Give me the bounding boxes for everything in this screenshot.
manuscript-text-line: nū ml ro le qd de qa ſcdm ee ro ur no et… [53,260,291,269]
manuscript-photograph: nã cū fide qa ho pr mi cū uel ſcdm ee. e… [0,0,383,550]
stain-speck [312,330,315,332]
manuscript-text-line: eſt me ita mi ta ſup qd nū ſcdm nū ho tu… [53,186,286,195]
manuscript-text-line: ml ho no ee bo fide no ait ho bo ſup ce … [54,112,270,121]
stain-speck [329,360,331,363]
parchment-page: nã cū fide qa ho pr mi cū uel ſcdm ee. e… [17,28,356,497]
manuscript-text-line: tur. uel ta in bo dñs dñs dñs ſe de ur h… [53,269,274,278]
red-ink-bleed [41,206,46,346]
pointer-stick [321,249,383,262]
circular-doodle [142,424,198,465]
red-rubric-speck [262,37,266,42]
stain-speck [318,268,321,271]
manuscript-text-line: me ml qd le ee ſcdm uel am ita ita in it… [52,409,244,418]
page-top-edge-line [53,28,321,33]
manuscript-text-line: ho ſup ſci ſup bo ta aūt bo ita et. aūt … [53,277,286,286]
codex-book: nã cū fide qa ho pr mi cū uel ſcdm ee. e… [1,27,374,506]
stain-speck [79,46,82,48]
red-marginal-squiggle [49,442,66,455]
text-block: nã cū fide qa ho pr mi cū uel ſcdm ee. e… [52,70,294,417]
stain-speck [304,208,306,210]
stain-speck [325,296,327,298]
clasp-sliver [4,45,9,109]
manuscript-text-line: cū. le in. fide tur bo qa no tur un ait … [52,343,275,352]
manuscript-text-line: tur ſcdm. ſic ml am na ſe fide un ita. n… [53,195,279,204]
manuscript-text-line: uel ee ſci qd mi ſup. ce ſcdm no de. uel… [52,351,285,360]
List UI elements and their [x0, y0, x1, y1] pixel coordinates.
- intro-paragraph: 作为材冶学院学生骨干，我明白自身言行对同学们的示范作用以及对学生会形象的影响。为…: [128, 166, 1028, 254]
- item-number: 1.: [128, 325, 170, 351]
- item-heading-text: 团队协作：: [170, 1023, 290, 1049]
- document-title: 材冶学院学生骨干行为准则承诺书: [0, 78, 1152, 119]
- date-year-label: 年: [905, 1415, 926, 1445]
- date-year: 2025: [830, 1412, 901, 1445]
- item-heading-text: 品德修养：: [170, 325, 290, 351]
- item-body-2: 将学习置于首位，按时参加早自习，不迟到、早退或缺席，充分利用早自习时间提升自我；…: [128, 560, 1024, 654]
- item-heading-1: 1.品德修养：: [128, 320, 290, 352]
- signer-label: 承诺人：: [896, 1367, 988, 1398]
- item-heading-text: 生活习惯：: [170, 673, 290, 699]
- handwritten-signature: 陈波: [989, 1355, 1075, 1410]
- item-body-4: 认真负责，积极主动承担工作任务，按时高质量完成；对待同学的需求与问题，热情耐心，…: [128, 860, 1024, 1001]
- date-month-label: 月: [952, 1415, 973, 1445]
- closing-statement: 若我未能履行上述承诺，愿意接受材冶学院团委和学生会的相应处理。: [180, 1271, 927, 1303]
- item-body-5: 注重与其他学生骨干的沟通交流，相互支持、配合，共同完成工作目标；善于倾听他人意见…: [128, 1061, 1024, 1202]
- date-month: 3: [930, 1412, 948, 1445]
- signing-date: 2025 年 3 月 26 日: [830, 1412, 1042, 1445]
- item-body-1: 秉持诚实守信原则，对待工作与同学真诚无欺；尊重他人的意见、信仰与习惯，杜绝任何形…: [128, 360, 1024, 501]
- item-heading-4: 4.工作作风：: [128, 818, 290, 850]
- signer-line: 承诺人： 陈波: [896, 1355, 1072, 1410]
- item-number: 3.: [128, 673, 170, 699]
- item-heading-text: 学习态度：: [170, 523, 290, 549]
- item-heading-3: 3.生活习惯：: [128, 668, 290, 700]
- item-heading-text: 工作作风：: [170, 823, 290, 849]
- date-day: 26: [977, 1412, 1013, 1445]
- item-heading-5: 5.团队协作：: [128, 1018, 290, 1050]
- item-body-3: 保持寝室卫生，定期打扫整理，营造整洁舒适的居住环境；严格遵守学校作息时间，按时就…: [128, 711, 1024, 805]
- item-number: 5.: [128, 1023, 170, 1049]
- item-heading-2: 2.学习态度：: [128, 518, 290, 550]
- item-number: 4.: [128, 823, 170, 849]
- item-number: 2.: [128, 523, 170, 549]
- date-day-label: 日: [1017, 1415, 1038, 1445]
★ ★ ★ ★ ★
# Exercise directions
Reproduce, character for character, the stretch of entries from the very first line through the line containing "manuscript-text-line: ho ſup", including both the first line and that final one.

# The reply
Give me the bounding boxes for everything in this screenshot.
manuscript-text-line: nū ml ro le qd de qa ſcdm ee ro ur no et… [53,260,291,269]
manuscript-photograph: nã cū fide qa ho pr mi cū uel ſcdm ee. e… [0,0,383,550]
stain-speck [312,330,315,332]
manuscript-text-line: eſt me ita mi ta ſup qd nū ſcdm nū ho tu… [53,186,286,195]
manuscript-text-line: ml ho no ee bo fide no ait ho bo ſup ce … [54,112,270,121]
stain-speck [329,360,331,363]
parchment-page: nã cū fide qa ho pr mi cū uel ſcdm ee. e… [17,28,356,497]
manuscript-text-line: tur. uel ta in bo dñs dñs dñs ſe de ur h… [53,269,274,278]
red-ink-bleed [41,206,46,346]
pointer-stick [321,249,383,262]
circular-doodle [142,424,198,465]
red-rubric-speck [262,37,266,42]
stain-speck [318,268,321,271]
manuscript-text-line: me ml qd le ee ſcdm uel am ita ita in it… [52,409,244,418]
page-top-edge-line [53,28,321,33]
manuscript-text-line: ho ſup ſci ſup bo ta aūt bo ita et. aūt … [53,277,286,286]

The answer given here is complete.